══ Exercise input ══

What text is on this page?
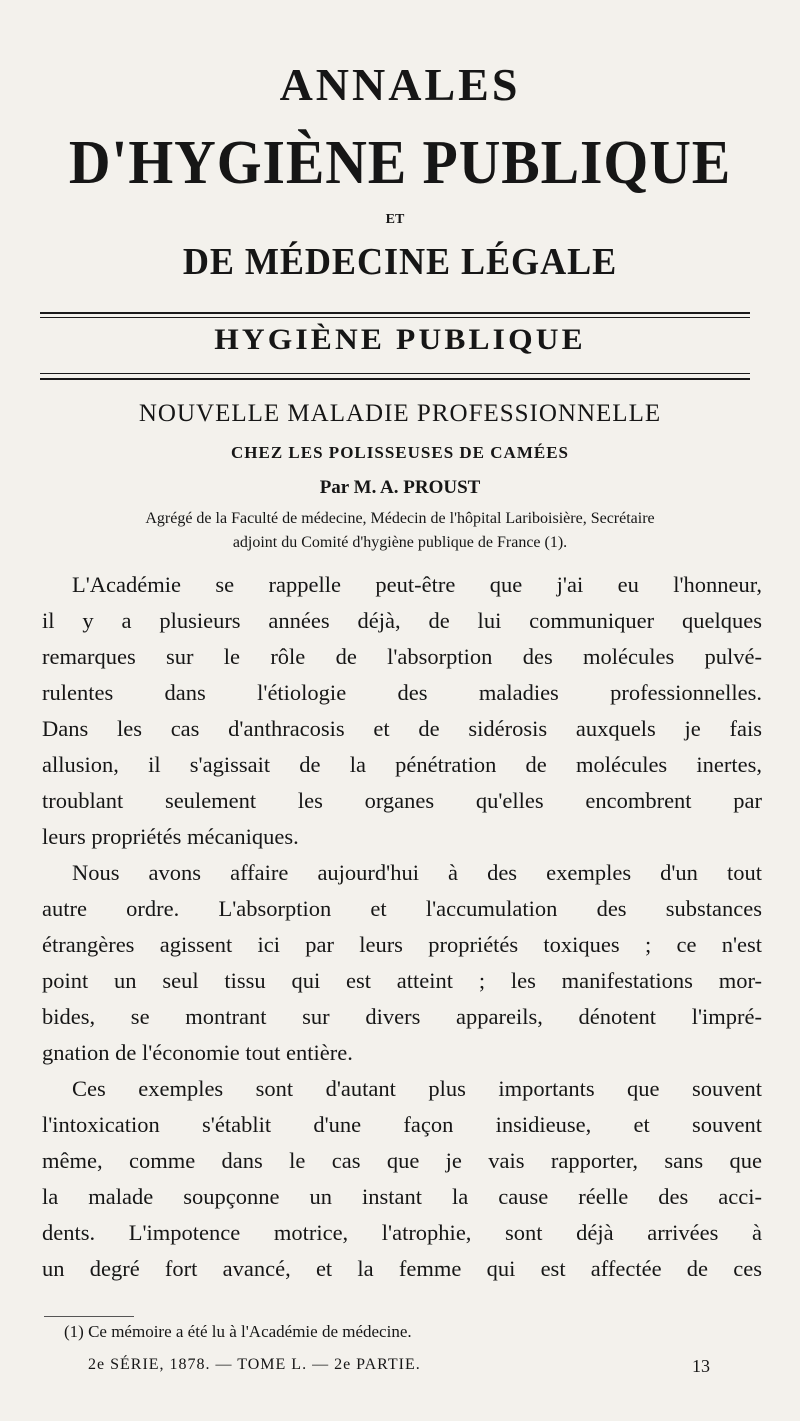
ANNALES
D'HYGIÈNE PUBLIQUE
ET
DE MÉDECINE LÉGALE
HYGIÈNE PUBLIQUE
NOUVELLE MALADIE PROFESSIONNELLE
CHEZ LES POLISSEUSES DE CAMÉES
Par M. A. PROUST
Agrégé de la Faculté de médecine, Médecin de l'hôpital Lariboisière, Secrétaire
adjoint du Comité d'hygiène publique de France (1).
L'Académie se rappelle peut-être que j'ai eu l'honneur,
il y a plusieurs années déjà, de lui communiquer quelques
remarques sur le rôle de l'absorption des molécules pulvé-
rulentes dans l'étiologie des maladies professionnelles.
Dans les cas d'anthracosis et de sidérosis auxquels je fais
allusion, il s'agissait de la pénétration de molécules inertes,
troublant seulement les organes qu'elles encombrent par
leurs propriétés mécaniques.
Nous avons affaire aujourd'hui à des exemples d'un tout
autre ordre. L'absorption et l'accumulation des substances
étrangères agissent ici par leurs propriétés toxiques ; ce n'est
point un seul tissu qui est atteint ; les manifestations mor-
bides, se montrant sur divers appareils, dénotent l'impré-
gnation de l'économie tout entière.
Ces exemples sont d'autant plus importants que souvent
l'intoxication s'établit d'une façon insidieuse, et souvent
même, comme dans le cas que je vais rapporter, sans que
la malade soupçonne un instant la cause réelle des acci-
dents. L'impotence motrice, l'atrophie, sont déjà arrivées à
un degré fort avancé, et la femme qui est affectée de ces
(1) Ce mémoire a été lu à l'Académie de médecine.
2e SÉRIE, 1878. — TOME L. — 2e PARTIE.	13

═══

--- What the exercise asks ---
With the pictures omitted, reproduce the records in full and exactly.

--- Task response ---
What text is on this page?
ANNALES
D'HYGIÈNE PUBLIQUE
ET
DE MÉDECINE LÉGALE
HYGIÈNE PUBLIQUE
NOUVELLE MALADIE PROFESSIONNELLE
CHEZ LES POLISSEUSES DE CAMÉES
Par M. A. PROUST
Agrégé de la Faculté de médecine, Médecin de l'hôpital Lariboisière, Secrétaire
adjoint du Comité d'hygiène publique de France (1).
L'Académie se rappelle peut-être que j'ai eu l'honneur,
il y a plusieurs années déjà, de lui communiquer quelques
remarques sur le rôle de l'absorption des molécules pulvé-
rulentes dans l'étiologie des maladies professionnelles.
Dans les cas d'anthracosis et de sidérosis auxquels je fais
allusion, il s'agissait de la pénétration de molécules inertes,
troublant seulement les organes qu'elles encombrent par
leurs propriétés mécaniques.
Nous avons affaire aujourd'hui à des exemples d'un tout
autre ordre. L'absorption et l'accumulation des substances
étrangères agissent ici par leurs propriétés toxiques ; ce n'est
point un seul tissu qui est atteint ; les manifestations mor-
bides, se montrant sur divers appareils, dénotent l'impré-
gnation de l'économie tout entière.
Ces exemples sont d'autant plus importants que souvent
l'intoxication s'établit d'une façon insidieuse, et souvent
même, comme dans le cas que je vais rapporter, sans que
la malade soupçonne un instant la cause réelle des acci-
dents. L'impotence motrice, l'atrophie, sont déjà arrivées à
un degré fort avancé, et la femme qui est affectée de ces
(1) Ce mémoire a été lu à l'Académie de médecine.
2e SÉRIE, 1878. — TOME L. — 2e PARTIE.	13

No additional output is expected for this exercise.